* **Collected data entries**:
######
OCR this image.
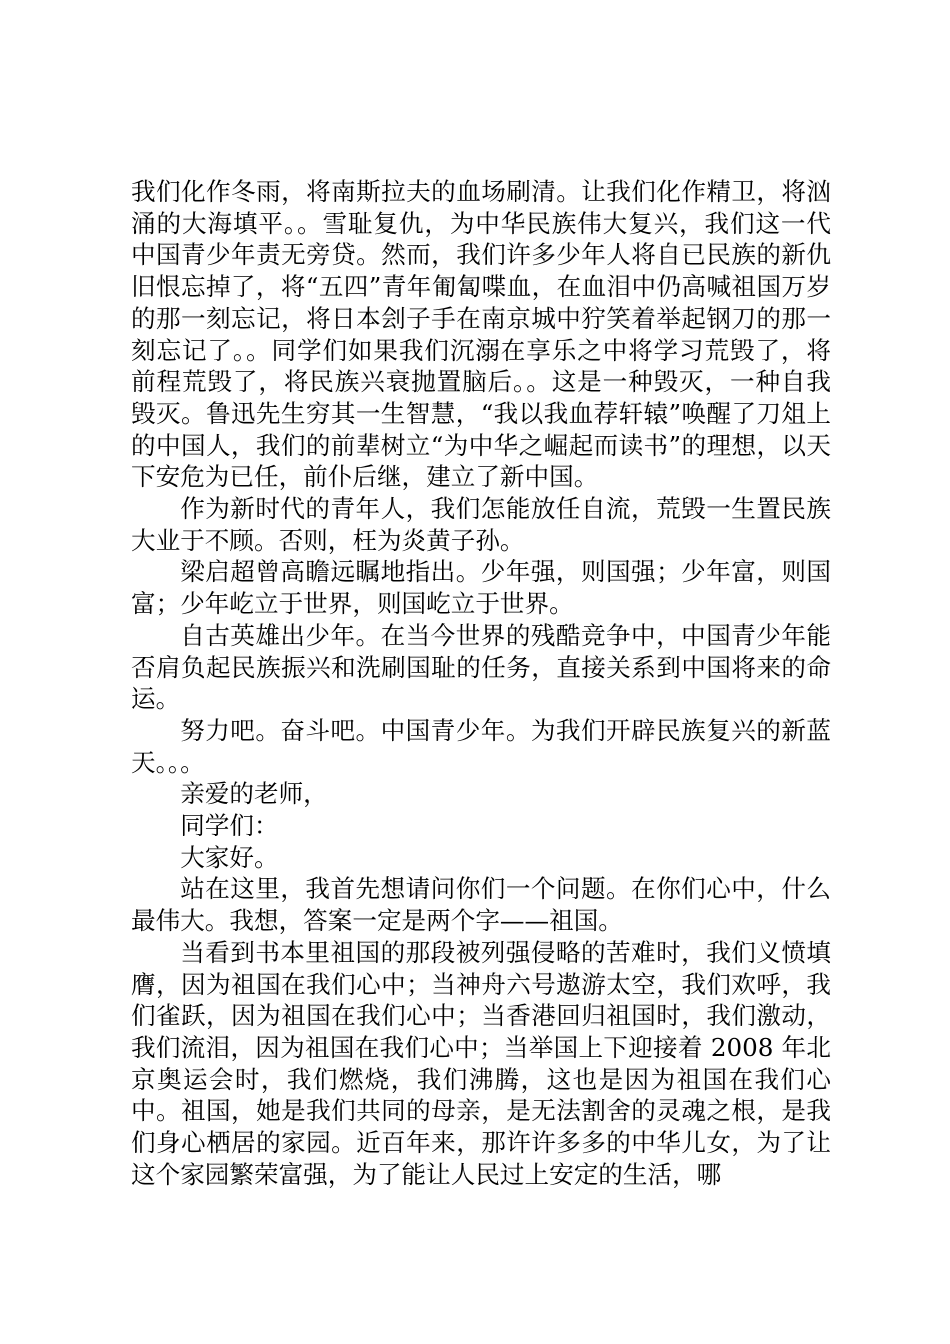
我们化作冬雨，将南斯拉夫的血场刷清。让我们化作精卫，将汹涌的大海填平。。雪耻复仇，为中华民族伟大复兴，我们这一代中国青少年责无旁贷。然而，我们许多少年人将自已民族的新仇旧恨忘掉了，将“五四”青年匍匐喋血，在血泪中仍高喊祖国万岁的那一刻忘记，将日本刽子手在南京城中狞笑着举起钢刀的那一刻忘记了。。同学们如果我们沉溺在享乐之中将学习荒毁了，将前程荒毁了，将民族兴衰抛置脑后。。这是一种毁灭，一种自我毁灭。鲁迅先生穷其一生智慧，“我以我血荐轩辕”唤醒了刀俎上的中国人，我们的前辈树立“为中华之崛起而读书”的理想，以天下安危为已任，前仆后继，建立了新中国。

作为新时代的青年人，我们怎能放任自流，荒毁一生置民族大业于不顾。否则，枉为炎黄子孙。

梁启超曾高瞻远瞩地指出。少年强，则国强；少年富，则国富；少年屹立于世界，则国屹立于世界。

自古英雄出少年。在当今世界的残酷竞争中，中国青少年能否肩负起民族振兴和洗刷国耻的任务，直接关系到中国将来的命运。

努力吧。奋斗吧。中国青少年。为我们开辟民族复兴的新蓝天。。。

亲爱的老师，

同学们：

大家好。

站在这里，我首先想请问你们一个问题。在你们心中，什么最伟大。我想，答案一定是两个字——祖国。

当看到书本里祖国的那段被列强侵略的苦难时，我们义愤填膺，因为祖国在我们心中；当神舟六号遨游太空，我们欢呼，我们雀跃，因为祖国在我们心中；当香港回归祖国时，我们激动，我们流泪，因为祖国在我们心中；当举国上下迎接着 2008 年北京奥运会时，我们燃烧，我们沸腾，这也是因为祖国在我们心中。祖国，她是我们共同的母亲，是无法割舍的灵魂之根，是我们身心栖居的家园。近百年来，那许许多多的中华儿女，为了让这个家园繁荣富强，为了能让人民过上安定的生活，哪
######
* **Written exercise**: Transcribe every entry word for word, but omit the pictures.

* **Completed task**:
OCR this image.
我们化作冬雨，将南斯拉夫的血场刷清。让我们化作精卫，将汹涌的大海填平。。雪耻复仇，为中华民族伟大复兴，我们这一代中国青少年责无旁贷。然而，我们许多少年人将自已民族的新仇旧恨忘掉了，将“五四”青年匍匐喋血，在血泪中仍高喊祖国万岁的那一刻忘记，将日本刽子手在南京城中狞笑着举起钢刀的那一刻忘记了。。同学们如果我们沉溺在享乐之中将学习荒毁了，将前程荒毁了，将民族兴衰抛置脑后。。这是一种毁灭，一种自我毁灭。鲁迅先生穷其一生智慧，“我以我血荐轩辕”唤醒了刀俎上的中国人，我们的前辈树立“为中华之崛起而读书”的理想，以天下安危为已任，前仆后继，建立了新中国。

作为新时代的青年人，我们怎能放任自流，荒毁一生置民族大业于不顾。否则，枉为炎黄子孙。

梁启超曾高瞻远瞩地指出。少年强，则国强；少年富，则国富；少年屹立于世界，则国屹立于世界。

自古英雄出少年。在当今世界的残酷竞争中，中国青少年能否肩负起民族振兴和洗刷国耻的任务，直接关系到中国将来的命运。

努力吧。奋斗吧。中国青少年。为我们开辟民族复兴的新蓝天。。。

亲爱的老师，

同学们：

大家好。

站在这里，我首先想请问你们一个问题。在你们心中，什么最伟大。我想，答案一定是两个字——祖国。

当看到书本里祖国的那段被列强侵略的苦难时，我们义愤填膺，因为祖国在我们心中；当神舟六号遨游太空，我们欢呼，我们雀跃，因为祖国在我们心中；当香港回归祖国时，我们激动，我们流泪，因为祖国在我们心中；当举国上下迎接着 2008 年北京奥运会时，我们燃烧，我们沸腾，这也是因为祖国在我们心中。祖国，她是我们共同的母亲，是无法割舍的灵魂之根，是我们身心栖居的家园。近百年来，那许许多多的中华儿女，为了让这个家园繁荣富强，为了能让人民过上安定的生活，哪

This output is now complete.